Start of ENTRIES

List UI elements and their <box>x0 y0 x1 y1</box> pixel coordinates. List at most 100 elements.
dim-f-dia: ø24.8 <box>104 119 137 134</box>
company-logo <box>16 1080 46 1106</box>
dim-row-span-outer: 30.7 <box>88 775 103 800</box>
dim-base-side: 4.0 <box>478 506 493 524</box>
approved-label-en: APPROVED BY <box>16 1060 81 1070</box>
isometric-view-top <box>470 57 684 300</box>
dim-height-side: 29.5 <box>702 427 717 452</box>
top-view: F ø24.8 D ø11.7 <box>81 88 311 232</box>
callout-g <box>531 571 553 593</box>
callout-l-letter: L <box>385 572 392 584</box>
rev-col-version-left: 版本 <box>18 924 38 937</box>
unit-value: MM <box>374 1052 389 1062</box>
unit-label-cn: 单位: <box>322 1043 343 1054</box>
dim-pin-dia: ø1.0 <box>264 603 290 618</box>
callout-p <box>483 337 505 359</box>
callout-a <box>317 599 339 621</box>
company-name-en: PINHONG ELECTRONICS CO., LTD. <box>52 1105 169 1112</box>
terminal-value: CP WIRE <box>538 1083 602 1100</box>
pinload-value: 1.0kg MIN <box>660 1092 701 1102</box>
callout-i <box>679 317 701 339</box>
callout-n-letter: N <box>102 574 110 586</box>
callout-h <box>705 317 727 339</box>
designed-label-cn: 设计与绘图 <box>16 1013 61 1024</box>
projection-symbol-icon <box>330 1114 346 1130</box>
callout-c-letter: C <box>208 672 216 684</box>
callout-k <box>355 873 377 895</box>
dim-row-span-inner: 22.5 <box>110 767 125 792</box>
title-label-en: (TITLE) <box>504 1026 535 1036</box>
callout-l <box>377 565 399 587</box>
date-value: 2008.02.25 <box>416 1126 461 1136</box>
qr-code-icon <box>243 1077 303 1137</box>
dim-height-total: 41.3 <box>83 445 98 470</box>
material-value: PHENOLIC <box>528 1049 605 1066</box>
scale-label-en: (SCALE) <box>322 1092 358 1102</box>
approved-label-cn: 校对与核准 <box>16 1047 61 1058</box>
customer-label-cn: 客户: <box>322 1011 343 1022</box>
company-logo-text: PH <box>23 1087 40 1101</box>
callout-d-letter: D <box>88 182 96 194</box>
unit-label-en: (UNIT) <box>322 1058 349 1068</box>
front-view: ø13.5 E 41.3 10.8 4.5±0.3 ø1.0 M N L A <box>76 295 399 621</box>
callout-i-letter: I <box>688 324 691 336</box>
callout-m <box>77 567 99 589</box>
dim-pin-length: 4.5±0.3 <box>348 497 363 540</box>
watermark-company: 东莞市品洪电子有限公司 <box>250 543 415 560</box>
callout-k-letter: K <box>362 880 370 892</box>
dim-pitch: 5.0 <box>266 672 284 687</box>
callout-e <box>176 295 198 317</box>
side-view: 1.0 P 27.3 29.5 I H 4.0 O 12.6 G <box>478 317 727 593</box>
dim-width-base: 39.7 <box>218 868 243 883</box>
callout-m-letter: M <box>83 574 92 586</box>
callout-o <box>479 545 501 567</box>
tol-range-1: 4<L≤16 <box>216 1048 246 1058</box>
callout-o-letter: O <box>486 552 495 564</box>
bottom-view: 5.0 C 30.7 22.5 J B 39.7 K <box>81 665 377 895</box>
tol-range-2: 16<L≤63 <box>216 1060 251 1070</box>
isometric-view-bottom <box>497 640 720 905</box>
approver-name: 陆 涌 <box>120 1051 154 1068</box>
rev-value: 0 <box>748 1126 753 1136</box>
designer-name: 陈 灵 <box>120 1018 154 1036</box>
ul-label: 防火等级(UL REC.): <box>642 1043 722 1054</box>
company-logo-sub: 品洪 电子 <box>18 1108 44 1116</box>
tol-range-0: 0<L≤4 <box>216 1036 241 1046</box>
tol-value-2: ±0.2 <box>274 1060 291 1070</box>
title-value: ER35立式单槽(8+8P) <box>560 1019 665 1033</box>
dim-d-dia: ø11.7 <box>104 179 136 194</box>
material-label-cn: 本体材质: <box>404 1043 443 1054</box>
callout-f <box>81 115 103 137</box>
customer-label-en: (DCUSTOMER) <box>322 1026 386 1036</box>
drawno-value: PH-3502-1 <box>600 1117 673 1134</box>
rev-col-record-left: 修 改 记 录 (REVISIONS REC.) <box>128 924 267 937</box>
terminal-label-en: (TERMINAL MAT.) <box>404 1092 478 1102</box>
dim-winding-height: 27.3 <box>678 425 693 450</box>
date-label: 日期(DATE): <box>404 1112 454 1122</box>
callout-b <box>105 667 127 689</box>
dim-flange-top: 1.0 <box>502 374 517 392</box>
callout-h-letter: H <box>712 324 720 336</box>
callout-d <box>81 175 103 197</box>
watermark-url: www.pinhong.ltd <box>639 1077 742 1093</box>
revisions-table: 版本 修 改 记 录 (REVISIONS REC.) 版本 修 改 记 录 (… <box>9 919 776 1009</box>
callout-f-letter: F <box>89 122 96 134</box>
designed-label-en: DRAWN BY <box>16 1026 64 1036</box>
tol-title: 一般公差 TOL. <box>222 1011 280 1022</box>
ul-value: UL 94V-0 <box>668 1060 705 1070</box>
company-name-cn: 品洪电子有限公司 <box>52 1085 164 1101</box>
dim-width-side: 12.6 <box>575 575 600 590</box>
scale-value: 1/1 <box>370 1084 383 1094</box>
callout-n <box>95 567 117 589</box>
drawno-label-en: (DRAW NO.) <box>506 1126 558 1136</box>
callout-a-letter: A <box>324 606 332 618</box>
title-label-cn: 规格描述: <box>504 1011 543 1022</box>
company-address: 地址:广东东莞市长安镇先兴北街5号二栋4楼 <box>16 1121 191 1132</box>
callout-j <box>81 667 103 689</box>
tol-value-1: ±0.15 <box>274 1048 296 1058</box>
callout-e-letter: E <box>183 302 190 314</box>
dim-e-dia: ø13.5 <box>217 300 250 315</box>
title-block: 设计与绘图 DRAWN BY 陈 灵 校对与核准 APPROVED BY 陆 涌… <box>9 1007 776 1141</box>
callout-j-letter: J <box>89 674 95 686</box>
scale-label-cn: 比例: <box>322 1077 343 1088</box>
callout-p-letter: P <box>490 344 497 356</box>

End of ENTRIES

■ **WRITTEN REQUEST**:
Repeat the listing word for word, beginning with its first line and stopping after the line that contains "callout-a <box>317 599 339 621</box>".

■ **PROBLEM SOLUTION**:
List UI elements and their <box>x0 y0 x1 y1</box> pixel coordinates. List at most 100 elements.
dim-f-dia: ø24.8 <box>104 119 137 134</box>
company-logo <box>16 1080 46 1106</box>
dim-row-span-outer: 30.7 <box>88 775 103 800</box>
dim-base-side: 4.0 <box>478 506 493 524</box>
approved-label-en: APPROVED BY <box>16 1060 81 1070</box>
isometric-view-top <box>470 57 684 300</box>
dim-height-side: 29.5 <box>702 427 717 452</box>
top-view: F ø24.8 D ø11.7 <box>81 88 311 232</box>
callout-g <box>531 571 553 593</box>
callout-l-letter: L <box>385 572 392 584</box>
rev-col-version-left: 版本 <box>18 924 38 937</box>
unit-value: MM <box>374 1052 389 1062</box>
unit-label-cn: 单位: <box>322 1043 343 1054</box>
dim-pin-dia: ø1.0 <box>264 603 290 618</box>
callout-p <box>483 337 505 359</box>
callout-a <box>317 599 339 621</box>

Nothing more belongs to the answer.